DIRECTIONS: Type every record exactly as it appears.

## Begin EXERCISE INPUT

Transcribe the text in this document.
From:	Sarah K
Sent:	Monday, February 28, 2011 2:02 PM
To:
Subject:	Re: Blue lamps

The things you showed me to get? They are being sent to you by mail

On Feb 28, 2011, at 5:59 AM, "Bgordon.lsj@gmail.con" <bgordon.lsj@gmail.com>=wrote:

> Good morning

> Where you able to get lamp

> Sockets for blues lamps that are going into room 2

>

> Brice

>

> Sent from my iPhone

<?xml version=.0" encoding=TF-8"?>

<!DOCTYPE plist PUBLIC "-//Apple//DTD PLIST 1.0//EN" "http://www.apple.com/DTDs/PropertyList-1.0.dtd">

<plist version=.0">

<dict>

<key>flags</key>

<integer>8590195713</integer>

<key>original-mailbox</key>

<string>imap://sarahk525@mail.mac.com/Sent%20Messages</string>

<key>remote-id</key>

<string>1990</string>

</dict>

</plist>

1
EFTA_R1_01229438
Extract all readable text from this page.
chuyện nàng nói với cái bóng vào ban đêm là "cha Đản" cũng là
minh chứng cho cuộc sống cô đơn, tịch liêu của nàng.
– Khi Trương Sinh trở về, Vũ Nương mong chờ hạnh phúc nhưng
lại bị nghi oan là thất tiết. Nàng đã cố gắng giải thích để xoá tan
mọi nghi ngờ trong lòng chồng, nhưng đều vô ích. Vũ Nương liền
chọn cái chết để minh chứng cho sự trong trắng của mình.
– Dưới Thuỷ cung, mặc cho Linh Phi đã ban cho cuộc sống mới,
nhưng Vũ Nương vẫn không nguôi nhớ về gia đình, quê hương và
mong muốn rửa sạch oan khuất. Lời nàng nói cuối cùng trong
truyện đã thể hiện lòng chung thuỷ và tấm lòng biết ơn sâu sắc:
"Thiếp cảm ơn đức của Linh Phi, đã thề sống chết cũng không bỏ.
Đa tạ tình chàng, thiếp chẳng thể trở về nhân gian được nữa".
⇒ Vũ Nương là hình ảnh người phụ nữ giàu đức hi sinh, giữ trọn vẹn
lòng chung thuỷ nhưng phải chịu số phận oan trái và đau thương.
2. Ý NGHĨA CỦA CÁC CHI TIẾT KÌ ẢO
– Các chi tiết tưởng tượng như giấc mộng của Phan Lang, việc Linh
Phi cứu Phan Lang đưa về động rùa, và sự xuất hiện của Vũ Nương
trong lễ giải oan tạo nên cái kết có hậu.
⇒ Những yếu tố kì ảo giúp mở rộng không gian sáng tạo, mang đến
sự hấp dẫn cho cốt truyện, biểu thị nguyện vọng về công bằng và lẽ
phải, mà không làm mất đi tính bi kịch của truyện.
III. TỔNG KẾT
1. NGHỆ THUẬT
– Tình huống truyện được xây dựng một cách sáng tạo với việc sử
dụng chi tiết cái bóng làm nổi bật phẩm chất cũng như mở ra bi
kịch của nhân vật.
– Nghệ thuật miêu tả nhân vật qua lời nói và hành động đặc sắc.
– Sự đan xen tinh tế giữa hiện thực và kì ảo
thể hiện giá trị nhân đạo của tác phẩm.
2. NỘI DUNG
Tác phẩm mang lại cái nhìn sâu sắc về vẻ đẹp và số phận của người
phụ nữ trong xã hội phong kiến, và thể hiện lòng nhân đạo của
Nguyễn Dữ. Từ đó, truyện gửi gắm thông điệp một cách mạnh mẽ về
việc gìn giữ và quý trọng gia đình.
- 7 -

## End EXERCISE INPUT

EXERCISE ANSWER:
Transcribe the text in this document.
From:	Sarah K
Sent:	Monday, February 28, 2011 2:02 PM
To:
Subject:	Re: Blue lamps

The things you showed me to get? They are being sent to you by mail

On Feb 28, 2011, at 5:59 AM, "Bgordon.lsj@gmail.con" <bgordon.lsj@gmail.com>=wrote:

> Good morning

> Where you able to get lamp

> Sockets for blues lamps that are going into room 2

>

> Brice

>

> Sent from my iPhone

<?xml version=.0" encoding=TF-8"?>

<!DOCTYPE plist PUBLIC "-//Apple//DTD PLIST 1.0//EN" "http://www.apple.com/DTDs/PropertyList-1.0.dtd">

<plist version=.0">

<dict>

<key>flags</key>

<integer>8590195713</integer>

<key>original-mailbox</key>

<string>imap://sarahk525@mail.mac.com/Sent%20Messages</string>

<key>remote-id</key>

<string>1990</string>

</dict>

</plist>

1
EFTA_R1_01229438
Extract all readable text from this page.
chuyện nàng nói với cái bóng vào ban đêm là "cha Đản" cũng là
minh chứng cho cuộc sống cô đơn, tịch liêu của nàng.
– Khi Trương Sinh trở về, Vũ Nương mong chờ hạnh phúc nhưng
lại bị nghi oan là thất tiết. Nàng đã cố gắng giải thích để xoá tan
mọi nghi ngờ trong lòng chồng, nhưng đều vô ích. Vũ Nương liền
chọn cái chết để minh chứng cho sự trong trắng của mình.
– Dưới Thuỷ cung, mặc cho Linh Phi đã ban cho cuộc sống mới,
nhưng Vũ Nương vẫn không nguôi nhớ về gia đình, quê hương và
mong muốn rửa sạch oan khuất. Lời nàng nói cuối cùng trong
truyện đã thể hiện lòng chung thuỷ và tấm lòng biết ơn sâu sắc:
"Thiếp cảm ơn đức của Linh Phi, đã thề sống chết cũng không bỏ.
Đa tạ tình chàng, thiếp chẳng thể trở về nhân gian được nữa".
⇒ Vũ Nương là hình ảnh người phụ nữ giàu đức hi sinh, giữ trọn vẹn
lòng chung thuỷ nhưng phải chịu số phận oan trái và đau thương.
2. Ý NGHĨA CỦA CÁC CHI TIẾT KÌ ẢO
– Các chi tiết tưởng tượng như giấc mộng của Phan Lang, việc Linh
Phi cứu Phan Lang đưa về động rùa, và sự xuất hiện của Vũ Nương
trong lễ giải oan tạo nên cái kết có hậu.
⇒ Những yếu tố kì ảo giúp mở rộng không gian sáng tạo, mang đến
sự hấp dẫn cho cốt truyện, biểu thị nguyện vọng về công bằng và lẽ
phải, mà không làm mất đi tính bi kịch của truyện.
III. TỔNG KẾT
1. NGHỆ THUẬT
– Tình huống truyện được xây dựng một cách sáng tạo với việc sử
dụng chi tiết cái bóng làm nổi bật phẩm chất cũng như mở ra bi
kịch của nhân vật.
– Nghệ thuật miêu tả nhân vật qua lời nói và hành động đặc sắc.
– Sự đan xen tinh tế giữa hiện thực và kì ảo
thể hiện giá trị nhân đạo của tác phẩm.
2. NỘI DUNG
Tác phẩm mang lại cái nhìn sâu sắc về vẻ đẹp và số phận của người
phụ nữ trong xã hội phong kiến, và thể hiện lòng nhân đạo của
Nguyễn Dữ. Từ đó, truyện gửi gắm thông điệp một cách mạnh mẽ về
việc gìn giữ và quý trọng gia đình.
- 7 -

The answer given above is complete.